> _Excerpted passage_:
A domain agnostic measure for monitoring and evaluating GANs
Paulina Grnarova, Kfir Y Levy, Aurelien Lucchi, Nathanael Perraudin,, Ian Goodfellow, Thomas Hofmann, Andreas Krause

TL;DR
This paper introduces a domain-agnostic, low-cost evaluation measure for GANs based on the duality gap, effectively ranking models, detecting failures, and monitoring training progress across various data types without labels.
Contribution
It proposes a novel evaluation metric for GANs using duality gap, addressing the need for domain-agnostic, computationally efficient assessment methods.

> _Given entries_:

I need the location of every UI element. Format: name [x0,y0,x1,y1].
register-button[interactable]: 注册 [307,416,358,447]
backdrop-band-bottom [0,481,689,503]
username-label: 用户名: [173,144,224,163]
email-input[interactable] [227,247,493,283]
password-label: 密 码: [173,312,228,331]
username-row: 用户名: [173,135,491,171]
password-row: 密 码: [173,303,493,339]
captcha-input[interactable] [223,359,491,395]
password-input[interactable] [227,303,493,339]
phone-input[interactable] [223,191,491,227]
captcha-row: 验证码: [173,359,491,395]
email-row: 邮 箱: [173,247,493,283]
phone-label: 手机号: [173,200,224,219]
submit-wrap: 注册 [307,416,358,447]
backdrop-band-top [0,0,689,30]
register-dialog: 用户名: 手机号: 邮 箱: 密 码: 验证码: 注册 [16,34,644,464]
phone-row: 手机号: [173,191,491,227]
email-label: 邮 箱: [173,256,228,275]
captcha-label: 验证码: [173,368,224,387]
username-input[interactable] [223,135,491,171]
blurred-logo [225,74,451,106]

> _Task A_:
Return the portion of the GAN evaluation summary that begins at the words "Contribution" and stops after "efficient assessment methods.", copied character for character.
> _Task B_:
Render this sentence from the GAN evaluation summary in Spanish: "It proposes a novel evaluation metric for GANs using duality gap, addressing the need for domain-agnostic, computationally efficient assessment methods."
> _Task C_:
In the GAN evaluation summary, what is the proposed measure for GANs based on?
Please rely on the GAN evaluation summary alone.

> _Response box A_:
Contribution
It proposes a novel evaluation metric for GANs using duality gap, addressing the need for domain-agnostic, computationally efficient assessment methods.

> _Response box B_:
Propone una métrica de evaluación novedosa para las GAN que utiliza la brecha de dualidad, atendiendo a la necesidad de métodos de evaluación independientes del dominio y computacionalmente eficientes.

> _Response box C_:
The duality gap.